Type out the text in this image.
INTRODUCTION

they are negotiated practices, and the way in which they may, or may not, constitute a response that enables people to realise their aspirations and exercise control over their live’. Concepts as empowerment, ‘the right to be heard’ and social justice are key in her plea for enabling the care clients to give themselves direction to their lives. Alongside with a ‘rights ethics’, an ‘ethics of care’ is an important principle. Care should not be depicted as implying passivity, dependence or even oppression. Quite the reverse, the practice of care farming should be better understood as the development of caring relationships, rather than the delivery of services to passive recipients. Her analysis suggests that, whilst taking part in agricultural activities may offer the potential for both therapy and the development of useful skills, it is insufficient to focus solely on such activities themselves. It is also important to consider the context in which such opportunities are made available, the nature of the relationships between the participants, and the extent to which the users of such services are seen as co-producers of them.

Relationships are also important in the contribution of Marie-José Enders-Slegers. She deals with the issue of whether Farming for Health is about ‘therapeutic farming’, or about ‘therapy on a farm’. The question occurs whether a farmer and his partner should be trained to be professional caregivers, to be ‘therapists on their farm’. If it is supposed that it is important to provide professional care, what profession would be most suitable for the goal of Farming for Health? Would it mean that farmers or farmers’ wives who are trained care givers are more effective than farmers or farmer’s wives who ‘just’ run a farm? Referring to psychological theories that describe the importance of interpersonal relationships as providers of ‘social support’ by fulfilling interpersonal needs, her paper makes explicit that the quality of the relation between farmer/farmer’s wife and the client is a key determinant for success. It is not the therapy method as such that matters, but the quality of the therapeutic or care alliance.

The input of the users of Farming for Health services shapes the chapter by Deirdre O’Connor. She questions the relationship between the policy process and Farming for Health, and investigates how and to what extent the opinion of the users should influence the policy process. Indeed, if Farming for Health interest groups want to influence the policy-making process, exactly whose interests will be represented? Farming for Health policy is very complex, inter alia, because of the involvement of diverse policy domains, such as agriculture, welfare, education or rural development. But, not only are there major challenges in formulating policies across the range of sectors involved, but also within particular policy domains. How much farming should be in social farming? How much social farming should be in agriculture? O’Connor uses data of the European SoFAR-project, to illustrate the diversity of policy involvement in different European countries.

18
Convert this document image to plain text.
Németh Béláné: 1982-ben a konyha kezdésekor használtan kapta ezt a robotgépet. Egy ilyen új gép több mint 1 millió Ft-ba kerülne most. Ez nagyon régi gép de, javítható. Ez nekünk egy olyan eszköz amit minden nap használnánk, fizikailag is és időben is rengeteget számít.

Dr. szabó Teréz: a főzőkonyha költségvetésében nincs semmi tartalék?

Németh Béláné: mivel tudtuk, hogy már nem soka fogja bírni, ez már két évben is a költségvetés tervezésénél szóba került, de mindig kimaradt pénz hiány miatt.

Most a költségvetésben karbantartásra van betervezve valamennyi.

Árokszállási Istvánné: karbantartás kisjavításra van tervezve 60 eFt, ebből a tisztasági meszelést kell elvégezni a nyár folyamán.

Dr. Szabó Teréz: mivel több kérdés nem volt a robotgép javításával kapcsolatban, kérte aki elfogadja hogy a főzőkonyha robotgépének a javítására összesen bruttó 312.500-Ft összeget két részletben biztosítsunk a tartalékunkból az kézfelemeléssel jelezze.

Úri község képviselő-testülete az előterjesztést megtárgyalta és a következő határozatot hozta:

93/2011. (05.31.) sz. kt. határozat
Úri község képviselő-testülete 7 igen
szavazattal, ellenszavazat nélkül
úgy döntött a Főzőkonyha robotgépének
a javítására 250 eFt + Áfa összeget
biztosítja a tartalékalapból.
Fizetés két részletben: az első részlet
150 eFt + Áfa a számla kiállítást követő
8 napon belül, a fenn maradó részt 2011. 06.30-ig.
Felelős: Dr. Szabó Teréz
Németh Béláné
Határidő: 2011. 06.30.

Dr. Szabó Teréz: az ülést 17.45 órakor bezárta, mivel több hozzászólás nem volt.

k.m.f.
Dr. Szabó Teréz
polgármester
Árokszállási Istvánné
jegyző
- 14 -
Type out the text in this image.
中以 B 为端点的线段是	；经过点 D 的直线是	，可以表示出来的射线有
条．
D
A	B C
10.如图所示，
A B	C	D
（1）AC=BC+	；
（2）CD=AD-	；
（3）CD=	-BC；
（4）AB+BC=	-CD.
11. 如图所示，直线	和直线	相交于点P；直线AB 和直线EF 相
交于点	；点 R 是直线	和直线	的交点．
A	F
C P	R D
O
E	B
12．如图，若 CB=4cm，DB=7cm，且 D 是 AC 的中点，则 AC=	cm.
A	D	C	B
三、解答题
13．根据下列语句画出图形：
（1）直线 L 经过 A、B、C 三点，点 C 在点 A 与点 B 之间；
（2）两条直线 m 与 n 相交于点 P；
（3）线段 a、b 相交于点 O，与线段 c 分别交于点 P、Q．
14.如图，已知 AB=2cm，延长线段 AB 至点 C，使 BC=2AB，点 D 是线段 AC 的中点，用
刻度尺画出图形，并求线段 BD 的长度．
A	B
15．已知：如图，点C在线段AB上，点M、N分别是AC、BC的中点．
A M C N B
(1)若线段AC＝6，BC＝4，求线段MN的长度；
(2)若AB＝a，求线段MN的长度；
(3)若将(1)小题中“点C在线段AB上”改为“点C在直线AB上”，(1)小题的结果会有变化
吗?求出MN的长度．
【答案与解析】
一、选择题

PROBLEM TO WORK ON »
Please output the entire listing exactly as it stands.

RESULT OF THE EXERCISE »
Type out the text in this image.
INTRODUCTION

they are negotiated practices, and the way in which they may, or may not, constitute a response that enables people to realise their aspirations and exercise control over their live’. Concepts as empowerment, ‘the right to be heard’ and social justice are key in her plea for enabling the care clients to give themselves direction to their lives. Alongside with a ‘rights ethics’, an ‘ethics of care’ is an important principle. Care should not be depicted as implying passivity, dependence or even oppression. Quite the reverse, the practice of care farming should be better understood as the development of caring relationships, rather than the delivery of services to passive recipients. Her analysis suggests that, whilst taking part in agricultural activities may offer the potential for both therapy and the development of useful skills, it is insufficient to focus solely on such activities themselves. It is also important to consider the context in which such opportunities are made available, the nature of the relationships between the participants, and the extent to which the users of such services are seen as co-producers of them.

Relationships are also important in the contribution of Marie-José Enders-Slegers. She deals with the issue of whether Farming for Health is about ‘therapeutic farming’, or about ‘therapy on a farm’. The question occurs whether a farmer and his partner should be trained to be professional caregivers, to be ‘therapists on their farm’. If it is supposed that it is important to provide professional care, what profession would be most suitable for the goal of Farming for Health? Would it mean that farmers or farmers’ wives who are trained care givers are more effective than farmers or farmer’s wives who ‘just’ run a farm? Referring to psychological theories that describe the importance of interpersonal relationships as providers of ‘social support’ by fulfilling interpersonal needs, her paper makes explicit that the quality of the relation between farmer/farmer’s wife and the client is a key determinant for success. It is not the therapy method as such that matters, but the quality of the therapeutic or care alliance.

The input of the users of Farming for Health services shapes the chapter by Deirdre O’Connor. She questions the relationship between the policy process and Farming for Health, and investigates how and to what extent the opinion of the users should influence the policy process. Indeed, if Farming for Health interest groups want to influence the policy-making process, exactly whose interests will be represented? Farming for Health policy is very complex, inter alia, because of the involvement of diverse policy domains, such as agriculture, welfare, education or rural development. But, not only are there major challenges in formulating policies across the range of sectors involved, but also within particular policy domains. How much farming should be in social farming? How much social farming should be in agriculture? O’Connor uses data of the European SoFAR-project, to illustrate the diversity of policy involvement in different European countries.

18
Convert this document image to plain text.
Németh Béláné: 1982-ben a konyha kezdésekor használtan kapta ezt a robotgépet. Egy ilyen új gép több mint 1 millió Ft-ba kerülne most. Ez nagyon régi gép de, javítható. Ez nekünk egy olyan eszköz amit minden nap használnánk, fizikailag is és időben is rengeteget számít.

Dr. szabó Teréz: a főzőkonyha költségvetésében nincs semmi tartalék?

Németh Béláné: mivel tudtuk, hogy már nem soka fogja bírni, ez már két évben is a költségvetés tervezésénél szóba került, de mindig kimaradt pénz hiány miatt.

Most a költségvetésben karbantartásra van betervezve valamennyi.

Árokszállási Istvánné: karbantartás kisjavításra van tervezve 60 eFt, ebből a tisztasági meszelést kell elvégezni a nyár folyamán.

Dr. Szabó Teréz: mivel több kérdés nem volt a robotgép javításával kapcsolatban, kérte aki elfogadja hogy a főzőkonyha robotgépének a javítására összesen bruttó 312.500-Ft összeget két részletben biztosítsunk a tartalékunkból az kézfelemeléssel jelezze.

Úri község képviselő-testülete az előterjesztést megtárgyalta és a következő határozatot hozta:

93/2011. (05.31.) sz. kt. határozat
Úri község képviselő-testülete 7 igen
szavazattal, ellenszavazat nélkül
úgy döntött a Főzőkonyha robotgépének
a javítására 250 eFt + Áfa összeget
biztosítja a tartalékalapból.
Fizetés két részletben: az első részlet
150 eFt + Áfa a számla kiállítást követő
8 napon belül, a fenn maradó részt 2011. 06.30-ig.
Felelős: Dr. Szabó Teréz
Németh Béláné
Határidő: 2011. 06.30.

Dr. Szabó Teréz: az ülést 17.45 órakor bezárta, mivel több hozzászólás nem volt.

k.m.f.
Dr. Szabó Teréz
polgármester
Árokszállási Istvánné
jegyző
- 14 -
Type out the text in this image.
中以 B 为端点的线段是	；经过点 D 的直线是	，可以表示出来的射线有
条．
D
A	B C
10.如图所示，
A B	C	D
（1）AC=BC+	；
（2）CD=AD-	；
（3）CD=	-BC；
（4）AB+BC=	-CD.
11. 如图所示，直线	和直线	相交于点P；直线AB 和直线EF 相
交于点	；点 R 是直线	和直线	的交点．
A	F
C P	R D
O
E	B
12．如图，若 CB=4cm，DB=7cm，且 D 是 AC 的中点，则 AC=	cm.
A	D	C	B
三、解答题
13．根据下列语句画出图形：
（1）直线 L 经过 A、B、C 三点，点 C 在点 A 与点 B 之间；
（2）两条直线 m 与 n 相交于点 P；
（3）线段 a、b 相交于点 O，与线段 c 分别交于点 P、Q．
14.如图，已知 AB=2cm，延长线段 AB 至点 C，使 BC=2AB，点 D 是线段 AC 的中点，用
刻度尺画出图形，并求线段 BD 的长度．
A	B
15．已知：如图，点C在线段AB上，点M、N分别是AC、BC的中点．
A M C N B
(1)若线段AC＝6，BC＝4，求线段MN的长度；
(2)若AB＝a，求线段MN的长度；
(3)若将(1)小题中“点C在线段AB上”改为“点C在直线AB上”，(1)小题的结果会有变化
吗?求出MN的长度．
【答案与解析】
一、选择题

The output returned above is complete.